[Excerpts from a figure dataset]

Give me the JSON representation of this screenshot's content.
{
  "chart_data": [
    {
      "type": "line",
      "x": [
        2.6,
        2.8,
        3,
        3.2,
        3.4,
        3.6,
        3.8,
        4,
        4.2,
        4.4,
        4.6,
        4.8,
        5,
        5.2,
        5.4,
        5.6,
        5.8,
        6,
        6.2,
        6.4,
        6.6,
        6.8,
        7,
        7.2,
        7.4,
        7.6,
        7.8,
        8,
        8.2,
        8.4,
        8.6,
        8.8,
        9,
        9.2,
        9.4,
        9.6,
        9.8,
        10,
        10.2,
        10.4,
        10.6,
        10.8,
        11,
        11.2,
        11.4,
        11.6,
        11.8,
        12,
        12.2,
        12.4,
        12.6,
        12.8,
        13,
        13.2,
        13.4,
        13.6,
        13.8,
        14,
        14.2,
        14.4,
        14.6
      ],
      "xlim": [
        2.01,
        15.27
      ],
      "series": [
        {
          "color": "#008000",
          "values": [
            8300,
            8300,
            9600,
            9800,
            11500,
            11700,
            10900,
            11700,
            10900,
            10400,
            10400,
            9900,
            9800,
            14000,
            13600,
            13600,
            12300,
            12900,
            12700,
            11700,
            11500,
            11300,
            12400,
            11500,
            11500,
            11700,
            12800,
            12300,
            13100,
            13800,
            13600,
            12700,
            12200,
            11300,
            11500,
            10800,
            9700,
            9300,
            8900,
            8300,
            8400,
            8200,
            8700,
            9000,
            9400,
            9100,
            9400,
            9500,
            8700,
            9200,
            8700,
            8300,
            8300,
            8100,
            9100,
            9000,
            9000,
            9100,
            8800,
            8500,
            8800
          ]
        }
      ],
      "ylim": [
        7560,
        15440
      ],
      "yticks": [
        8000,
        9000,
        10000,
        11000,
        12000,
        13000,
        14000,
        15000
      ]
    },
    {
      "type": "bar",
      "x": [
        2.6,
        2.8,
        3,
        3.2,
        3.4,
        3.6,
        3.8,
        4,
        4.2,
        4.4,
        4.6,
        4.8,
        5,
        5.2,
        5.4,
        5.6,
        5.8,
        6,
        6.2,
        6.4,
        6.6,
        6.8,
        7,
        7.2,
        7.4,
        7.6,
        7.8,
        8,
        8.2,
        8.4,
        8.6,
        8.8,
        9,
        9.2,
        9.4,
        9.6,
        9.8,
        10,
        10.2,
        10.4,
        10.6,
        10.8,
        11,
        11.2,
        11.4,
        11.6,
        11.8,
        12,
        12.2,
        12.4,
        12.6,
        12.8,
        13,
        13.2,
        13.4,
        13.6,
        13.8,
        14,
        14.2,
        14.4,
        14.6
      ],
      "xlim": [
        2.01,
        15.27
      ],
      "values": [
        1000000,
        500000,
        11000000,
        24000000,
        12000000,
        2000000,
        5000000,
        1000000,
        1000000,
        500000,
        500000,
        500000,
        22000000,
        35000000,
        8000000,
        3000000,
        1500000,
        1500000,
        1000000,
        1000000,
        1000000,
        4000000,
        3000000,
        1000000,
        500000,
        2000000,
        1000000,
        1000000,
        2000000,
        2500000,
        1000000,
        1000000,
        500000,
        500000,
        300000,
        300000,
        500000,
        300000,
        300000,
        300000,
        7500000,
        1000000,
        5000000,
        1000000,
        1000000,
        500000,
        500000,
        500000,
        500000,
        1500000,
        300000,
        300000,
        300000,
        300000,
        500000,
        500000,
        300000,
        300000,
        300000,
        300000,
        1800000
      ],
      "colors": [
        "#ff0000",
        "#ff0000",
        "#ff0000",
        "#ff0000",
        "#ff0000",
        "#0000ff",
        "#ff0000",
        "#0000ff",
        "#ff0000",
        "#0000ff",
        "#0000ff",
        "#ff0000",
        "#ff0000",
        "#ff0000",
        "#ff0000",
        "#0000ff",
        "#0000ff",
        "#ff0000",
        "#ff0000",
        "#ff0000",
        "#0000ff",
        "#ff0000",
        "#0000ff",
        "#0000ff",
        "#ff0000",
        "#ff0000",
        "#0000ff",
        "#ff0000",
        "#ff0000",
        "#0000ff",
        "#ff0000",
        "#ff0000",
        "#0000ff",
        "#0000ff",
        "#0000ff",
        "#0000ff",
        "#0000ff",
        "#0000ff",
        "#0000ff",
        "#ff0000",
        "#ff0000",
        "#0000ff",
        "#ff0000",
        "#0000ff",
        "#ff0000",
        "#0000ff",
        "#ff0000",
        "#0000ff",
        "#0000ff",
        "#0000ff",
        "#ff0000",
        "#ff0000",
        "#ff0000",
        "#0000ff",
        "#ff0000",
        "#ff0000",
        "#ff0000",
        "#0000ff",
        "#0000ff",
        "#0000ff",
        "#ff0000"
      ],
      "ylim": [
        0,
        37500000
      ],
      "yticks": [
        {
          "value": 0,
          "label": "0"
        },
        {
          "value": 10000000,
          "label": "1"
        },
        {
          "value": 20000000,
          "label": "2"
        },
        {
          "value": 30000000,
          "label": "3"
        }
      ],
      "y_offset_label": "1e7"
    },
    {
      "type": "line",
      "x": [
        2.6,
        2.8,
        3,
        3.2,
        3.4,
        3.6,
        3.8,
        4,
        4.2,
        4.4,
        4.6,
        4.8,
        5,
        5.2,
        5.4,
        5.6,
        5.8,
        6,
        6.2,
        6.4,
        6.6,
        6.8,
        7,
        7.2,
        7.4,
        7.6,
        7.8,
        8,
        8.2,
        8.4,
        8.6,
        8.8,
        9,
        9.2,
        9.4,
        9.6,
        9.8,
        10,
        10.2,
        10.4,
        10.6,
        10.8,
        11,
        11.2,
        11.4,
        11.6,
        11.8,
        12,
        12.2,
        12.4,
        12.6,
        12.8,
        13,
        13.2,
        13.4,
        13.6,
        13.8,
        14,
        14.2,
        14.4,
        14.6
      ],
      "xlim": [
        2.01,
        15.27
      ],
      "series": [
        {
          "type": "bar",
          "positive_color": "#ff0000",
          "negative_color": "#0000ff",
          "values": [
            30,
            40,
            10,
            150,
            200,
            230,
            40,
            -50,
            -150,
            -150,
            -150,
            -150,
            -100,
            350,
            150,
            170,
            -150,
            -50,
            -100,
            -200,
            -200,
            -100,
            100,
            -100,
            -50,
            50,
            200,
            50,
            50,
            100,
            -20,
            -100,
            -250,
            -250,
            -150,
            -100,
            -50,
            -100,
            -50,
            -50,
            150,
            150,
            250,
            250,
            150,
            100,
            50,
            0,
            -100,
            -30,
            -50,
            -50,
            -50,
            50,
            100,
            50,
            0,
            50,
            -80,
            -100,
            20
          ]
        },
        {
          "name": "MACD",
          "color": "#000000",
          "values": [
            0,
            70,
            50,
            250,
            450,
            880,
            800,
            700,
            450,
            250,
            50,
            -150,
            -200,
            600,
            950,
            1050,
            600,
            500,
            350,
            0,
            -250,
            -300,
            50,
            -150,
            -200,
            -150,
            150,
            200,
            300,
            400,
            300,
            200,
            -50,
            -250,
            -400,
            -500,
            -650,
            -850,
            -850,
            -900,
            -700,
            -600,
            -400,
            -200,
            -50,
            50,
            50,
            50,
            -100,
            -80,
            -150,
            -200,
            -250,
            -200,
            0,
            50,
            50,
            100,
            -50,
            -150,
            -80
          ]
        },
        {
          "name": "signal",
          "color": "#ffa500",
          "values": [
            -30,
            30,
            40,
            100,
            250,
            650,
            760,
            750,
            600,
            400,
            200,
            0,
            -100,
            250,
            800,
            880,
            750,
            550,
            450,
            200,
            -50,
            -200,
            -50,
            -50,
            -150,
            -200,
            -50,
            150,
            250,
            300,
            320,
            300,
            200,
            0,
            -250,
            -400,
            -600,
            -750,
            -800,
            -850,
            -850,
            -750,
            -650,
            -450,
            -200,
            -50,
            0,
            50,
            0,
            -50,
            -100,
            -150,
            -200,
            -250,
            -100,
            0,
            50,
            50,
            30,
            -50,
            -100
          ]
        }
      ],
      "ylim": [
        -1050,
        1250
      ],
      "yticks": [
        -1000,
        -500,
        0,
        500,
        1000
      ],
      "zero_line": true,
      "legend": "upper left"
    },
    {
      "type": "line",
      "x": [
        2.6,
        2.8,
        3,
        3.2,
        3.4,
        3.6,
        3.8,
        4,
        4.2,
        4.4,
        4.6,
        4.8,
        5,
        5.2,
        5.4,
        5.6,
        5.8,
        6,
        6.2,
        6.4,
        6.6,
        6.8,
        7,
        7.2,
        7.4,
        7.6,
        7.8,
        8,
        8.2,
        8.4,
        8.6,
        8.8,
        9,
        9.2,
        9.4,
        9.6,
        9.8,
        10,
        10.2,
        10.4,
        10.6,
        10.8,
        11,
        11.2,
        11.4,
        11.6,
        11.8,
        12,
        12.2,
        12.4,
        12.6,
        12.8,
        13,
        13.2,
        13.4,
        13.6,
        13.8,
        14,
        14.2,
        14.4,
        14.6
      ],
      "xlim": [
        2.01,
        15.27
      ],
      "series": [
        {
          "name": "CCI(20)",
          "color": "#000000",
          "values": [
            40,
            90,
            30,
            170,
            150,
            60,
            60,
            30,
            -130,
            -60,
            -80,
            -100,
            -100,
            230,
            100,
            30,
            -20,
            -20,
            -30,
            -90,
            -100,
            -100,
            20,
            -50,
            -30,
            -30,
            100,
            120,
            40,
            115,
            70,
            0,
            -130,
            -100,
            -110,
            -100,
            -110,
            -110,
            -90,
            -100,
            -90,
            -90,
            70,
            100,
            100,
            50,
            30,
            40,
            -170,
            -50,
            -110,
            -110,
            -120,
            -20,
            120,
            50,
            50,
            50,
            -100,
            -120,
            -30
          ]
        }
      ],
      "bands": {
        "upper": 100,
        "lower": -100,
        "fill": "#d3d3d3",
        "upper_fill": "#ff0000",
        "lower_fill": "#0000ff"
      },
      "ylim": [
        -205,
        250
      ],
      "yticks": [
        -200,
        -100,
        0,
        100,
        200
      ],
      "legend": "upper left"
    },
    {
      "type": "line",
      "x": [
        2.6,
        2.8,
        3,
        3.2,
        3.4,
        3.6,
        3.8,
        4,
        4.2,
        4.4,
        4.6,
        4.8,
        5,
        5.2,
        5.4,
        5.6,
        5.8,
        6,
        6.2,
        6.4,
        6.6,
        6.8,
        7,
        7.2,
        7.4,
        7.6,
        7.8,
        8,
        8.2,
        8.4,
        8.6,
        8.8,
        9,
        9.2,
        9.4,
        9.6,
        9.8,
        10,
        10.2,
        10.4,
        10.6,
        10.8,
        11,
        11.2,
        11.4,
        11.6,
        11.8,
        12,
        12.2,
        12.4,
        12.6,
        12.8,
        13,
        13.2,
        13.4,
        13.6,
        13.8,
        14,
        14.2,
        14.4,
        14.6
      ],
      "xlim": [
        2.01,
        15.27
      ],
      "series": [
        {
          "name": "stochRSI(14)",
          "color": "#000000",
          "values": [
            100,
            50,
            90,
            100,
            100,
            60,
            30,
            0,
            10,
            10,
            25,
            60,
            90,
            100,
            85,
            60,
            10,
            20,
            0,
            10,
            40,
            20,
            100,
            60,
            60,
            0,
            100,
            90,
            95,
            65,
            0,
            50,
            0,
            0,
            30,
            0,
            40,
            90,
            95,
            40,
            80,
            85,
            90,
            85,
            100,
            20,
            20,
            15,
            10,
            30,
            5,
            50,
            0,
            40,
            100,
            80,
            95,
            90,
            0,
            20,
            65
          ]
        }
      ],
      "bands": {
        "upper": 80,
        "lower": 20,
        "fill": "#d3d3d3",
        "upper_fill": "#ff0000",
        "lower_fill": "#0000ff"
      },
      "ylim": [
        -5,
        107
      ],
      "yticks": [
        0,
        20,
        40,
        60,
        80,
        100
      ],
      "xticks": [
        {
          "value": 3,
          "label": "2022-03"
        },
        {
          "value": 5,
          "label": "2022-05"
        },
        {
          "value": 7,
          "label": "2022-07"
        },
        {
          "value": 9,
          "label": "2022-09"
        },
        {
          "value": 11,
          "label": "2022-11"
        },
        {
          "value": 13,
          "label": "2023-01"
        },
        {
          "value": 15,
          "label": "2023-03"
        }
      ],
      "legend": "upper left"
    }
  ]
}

-- STATED GOAL --
Write out each line of the data that holds the string "name".

-- ANSWER TO THIS TASK --
          "name": "MACD",
          "name": "signal",
          "name": "CCI(20)",
          "name": "stochRSI(14)",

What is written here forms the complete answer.